— begin Information provided —

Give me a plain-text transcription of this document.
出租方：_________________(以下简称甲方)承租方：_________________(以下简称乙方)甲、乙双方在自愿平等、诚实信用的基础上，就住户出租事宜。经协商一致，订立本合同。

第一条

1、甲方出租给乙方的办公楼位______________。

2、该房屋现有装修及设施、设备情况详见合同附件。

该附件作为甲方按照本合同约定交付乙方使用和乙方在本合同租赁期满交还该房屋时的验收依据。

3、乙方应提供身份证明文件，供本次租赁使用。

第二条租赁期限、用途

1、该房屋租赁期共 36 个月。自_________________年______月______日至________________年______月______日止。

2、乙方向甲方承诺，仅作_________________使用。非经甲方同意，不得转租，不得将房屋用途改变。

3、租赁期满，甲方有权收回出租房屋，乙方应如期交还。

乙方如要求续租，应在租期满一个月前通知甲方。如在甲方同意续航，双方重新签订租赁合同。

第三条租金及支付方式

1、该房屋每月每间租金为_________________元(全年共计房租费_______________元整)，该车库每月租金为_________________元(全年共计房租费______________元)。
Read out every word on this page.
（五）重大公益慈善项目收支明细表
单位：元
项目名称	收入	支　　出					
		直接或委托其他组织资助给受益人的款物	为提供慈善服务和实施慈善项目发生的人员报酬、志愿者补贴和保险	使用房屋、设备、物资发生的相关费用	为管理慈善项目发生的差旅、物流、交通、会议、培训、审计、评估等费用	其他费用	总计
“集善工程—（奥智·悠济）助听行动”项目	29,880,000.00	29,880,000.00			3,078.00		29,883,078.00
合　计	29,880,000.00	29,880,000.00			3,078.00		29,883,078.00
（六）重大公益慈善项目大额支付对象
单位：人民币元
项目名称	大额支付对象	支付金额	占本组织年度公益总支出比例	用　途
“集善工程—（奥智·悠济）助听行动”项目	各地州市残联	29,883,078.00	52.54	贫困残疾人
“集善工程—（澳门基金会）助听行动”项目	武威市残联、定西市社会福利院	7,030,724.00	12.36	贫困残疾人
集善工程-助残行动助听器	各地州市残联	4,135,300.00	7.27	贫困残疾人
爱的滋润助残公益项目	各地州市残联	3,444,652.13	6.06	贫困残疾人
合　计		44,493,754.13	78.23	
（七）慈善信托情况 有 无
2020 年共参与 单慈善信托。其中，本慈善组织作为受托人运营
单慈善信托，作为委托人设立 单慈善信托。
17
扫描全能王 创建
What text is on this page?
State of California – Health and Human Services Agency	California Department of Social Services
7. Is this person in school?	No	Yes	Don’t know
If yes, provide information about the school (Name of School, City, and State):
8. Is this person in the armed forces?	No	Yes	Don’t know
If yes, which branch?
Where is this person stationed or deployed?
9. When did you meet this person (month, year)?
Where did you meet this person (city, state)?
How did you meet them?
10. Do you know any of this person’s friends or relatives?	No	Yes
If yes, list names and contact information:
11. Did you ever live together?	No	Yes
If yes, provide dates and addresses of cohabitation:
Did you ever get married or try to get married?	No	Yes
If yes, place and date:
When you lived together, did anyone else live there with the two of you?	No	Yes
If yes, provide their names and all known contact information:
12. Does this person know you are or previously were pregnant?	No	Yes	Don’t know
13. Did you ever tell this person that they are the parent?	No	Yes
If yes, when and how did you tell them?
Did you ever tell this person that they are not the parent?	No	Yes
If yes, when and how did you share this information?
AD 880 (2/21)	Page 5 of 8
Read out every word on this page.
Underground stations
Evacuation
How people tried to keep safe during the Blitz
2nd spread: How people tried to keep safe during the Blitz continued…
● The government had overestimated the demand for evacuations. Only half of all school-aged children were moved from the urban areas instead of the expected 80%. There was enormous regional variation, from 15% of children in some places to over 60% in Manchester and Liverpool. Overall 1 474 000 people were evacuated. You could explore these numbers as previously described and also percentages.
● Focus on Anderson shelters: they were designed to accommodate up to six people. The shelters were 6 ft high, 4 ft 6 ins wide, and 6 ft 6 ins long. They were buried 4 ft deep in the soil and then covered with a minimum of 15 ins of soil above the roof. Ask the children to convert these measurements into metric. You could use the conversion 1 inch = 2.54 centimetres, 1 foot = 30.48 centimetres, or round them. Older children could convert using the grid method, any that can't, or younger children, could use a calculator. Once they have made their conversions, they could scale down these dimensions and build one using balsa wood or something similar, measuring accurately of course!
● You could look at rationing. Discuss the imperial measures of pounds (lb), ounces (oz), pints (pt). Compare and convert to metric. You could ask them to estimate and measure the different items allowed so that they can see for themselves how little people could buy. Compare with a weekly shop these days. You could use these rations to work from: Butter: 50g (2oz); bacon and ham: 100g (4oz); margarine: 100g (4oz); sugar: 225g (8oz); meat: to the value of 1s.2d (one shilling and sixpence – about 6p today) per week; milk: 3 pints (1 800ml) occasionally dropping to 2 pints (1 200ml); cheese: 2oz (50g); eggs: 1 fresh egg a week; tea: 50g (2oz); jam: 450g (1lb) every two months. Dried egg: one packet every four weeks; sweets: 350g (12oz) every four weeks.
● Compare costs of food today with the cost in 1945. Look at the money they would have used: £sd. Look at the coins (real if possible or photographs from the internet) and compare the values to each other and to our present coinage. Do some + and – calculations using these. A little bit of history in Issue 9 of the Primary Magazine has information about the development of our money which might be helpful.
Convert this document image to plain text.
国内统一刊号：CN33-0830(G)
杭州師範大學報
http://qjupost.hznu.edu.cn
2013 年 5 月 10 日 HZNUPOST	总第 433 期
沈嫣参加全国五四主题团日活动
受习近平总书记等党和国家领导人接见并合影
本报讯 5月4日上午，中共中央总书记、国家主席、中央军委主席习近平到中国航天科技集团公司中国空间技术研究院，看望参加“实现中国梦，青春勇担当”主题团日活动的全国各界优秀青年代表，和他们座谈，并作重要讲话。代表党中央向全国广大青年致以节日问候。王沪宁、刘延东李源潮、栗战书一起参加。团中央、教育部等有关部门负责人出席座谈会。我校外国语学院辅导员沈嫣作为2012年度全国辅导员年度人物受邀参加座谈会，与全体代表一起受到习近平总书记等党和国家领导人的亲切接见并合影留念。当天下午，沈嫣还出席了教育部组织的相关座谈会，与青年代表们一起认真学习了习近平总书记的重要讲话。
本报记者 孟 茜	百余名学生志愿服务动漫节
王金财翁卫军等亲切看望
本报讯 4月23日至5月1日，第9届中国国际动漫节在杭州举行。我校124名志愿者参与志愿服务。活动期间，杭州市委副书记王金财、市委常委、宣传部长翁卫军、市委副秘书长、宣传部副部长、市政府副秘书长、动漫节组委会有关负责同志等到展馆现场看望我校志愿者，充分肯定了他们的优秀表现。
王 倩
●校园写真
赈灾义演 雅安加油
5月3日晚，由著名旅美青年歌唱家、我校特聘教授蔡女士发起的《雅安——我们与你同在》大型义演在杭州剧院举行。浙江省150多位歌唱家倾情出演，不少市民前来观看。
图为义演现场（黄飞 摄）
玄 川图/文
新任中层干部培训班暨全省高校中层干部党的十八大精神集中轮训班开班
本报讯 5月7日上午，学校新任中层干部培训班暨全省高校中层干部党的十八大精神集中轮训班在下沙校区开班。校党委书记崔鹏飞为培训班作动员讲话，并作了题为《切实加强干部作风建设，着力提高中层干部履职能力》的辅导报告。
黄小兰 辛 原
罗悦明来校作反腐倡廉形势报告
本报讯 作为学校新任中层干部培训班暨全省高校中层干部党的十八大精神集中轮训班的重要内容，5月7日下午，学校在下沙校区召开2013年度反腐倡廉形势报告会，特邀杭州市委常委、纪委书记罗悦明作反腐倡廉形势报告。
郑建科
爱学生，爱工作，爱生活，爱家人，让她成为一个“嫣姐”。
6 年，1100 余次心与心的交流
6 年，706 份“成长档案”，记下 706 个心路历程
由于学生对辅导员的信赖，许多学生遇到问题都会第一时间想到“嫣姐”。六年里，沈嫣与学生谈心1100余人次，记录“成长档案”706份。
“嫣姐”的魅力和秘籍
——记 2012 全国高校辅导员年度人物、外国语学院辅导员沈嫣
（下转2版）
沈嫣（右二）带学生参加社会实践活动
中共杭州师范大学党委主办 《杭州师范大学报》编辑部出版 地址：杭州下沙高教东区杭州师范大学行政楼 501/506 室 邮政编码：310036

— end Information provided —

Reply with nothing but a number: how many lines of the entries above contain the string "safe"?

2